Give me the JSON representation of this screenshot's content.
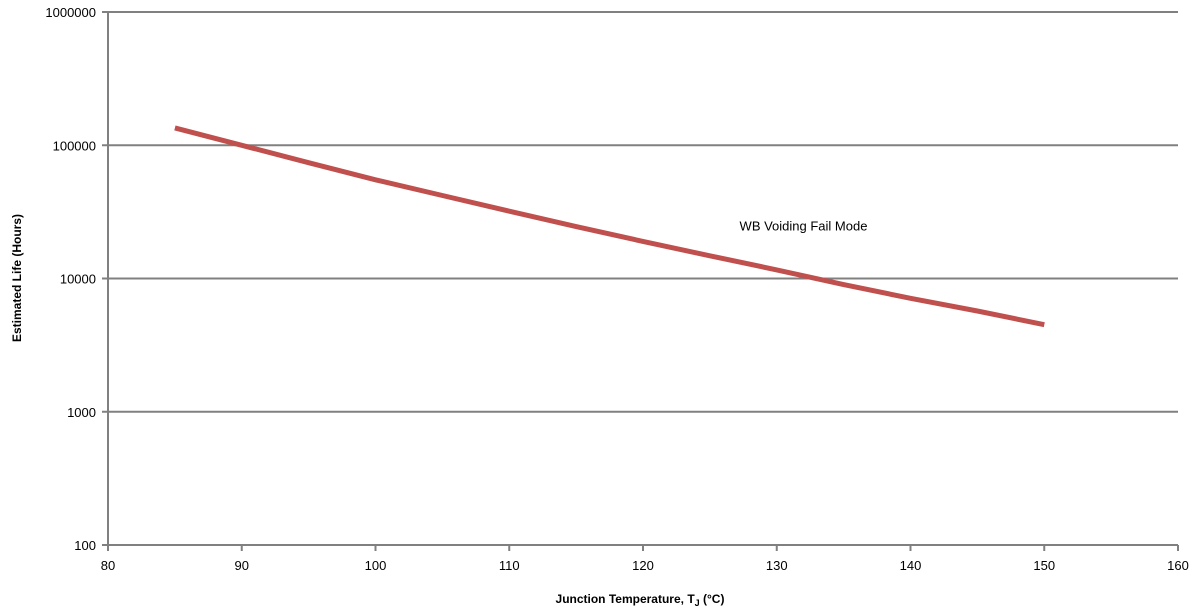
{
  "chart_data": {
    "type": "line",
    "title": "",
    "xlabel": "Junction Temperature, T",
    "xlabel_sub": "J",
    "xlabel_unit": " (°C)",
    "ylabel": "Estimated Life (Hours)",
    "xlim": [
      80,
      160
    ],
    "ylim": [
      100,
      1000000
    ],
    "yscale": "log",
    "grid": "horizontal",
    "x_ticks": [
      "80",
      "90",
      "100",
      "110",
      "120",
      "130",
      "140",
      "150",
      "160"
    ],
    "y_ticks": [
      "100",
      "1000",
      "10000",
      "100000",
      "1000000"
    ],
    "series": [
      {
        "name": "WB Voiding Fail Mode",
        "color": "#c0504d",
        "x": [
          85,
          90,
          95,
          100,
          105,
          110,
          115,
          120,
          125,
          130,
          135,
          140,
          145,
          150
        ],
        "y": [
          135000,
          100000,
          74000,
          55000,
          42000,
          32000,
          24500,
          19000,
          14800,
          11600,
          9000,
          7100,
          5700,
          4500
        ]
      }
    ],
    "annotations": [
      {
        "text": "WB Voiding Fail Mode",
        "x": 132,
        "y": 25000
      }
    ]
  }
}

_EXERCISE BRIEF_: Write out each entry exactly as given, omitting any picture.

_TASK RESULT_:
Give me the JSON representation of this screenshot's content.
{
  "chart_data": {
    "type": "line",
    "title": "",
    "xlabel": "Junction Temperature, T",
    "xlabel_sub": "J",
    "xlabel_unit": " (°C)",
    "ylabel": "Estimated Life (Hours)",
    "xlim": [
      80,
      160
    ],
    "ylim": [
      100,
      1000000
    ],
    "yscale": "log",
    "grid": "horizontal",
    "x_ticks": [
      "80",
      "90",
      "100",
      "110",
      "120",
      "130",
      "140",
      "150",
      "160"
    ],
    "y_ticks": [
      "100",
      "1000",
      "10000",
      "100000",
      "1000000"
    ],
    "series": [
      {
        "name": "WB Voiding Fail Mode",
        "color": "#c0504d",
        "x": [
          85,
          90,
          95,
          100,
          105,
          110,
          115,
          120,
          125,
          130,
          135,
          140,
          145,
          150
        ],
        "y": [
          135000,
          100000,
          74000,
          55000,
          42000,
          32000,
          24500,
          19000,
          14800,
          11600,
          9000,
          7100,
          5700,
          4500
        ]
      }
    ],
    "annotations": [
      {
        "text": "WB Voiding Fail Mode",
        "x": 132,
        "y": 25000
      }
    ]
  }
}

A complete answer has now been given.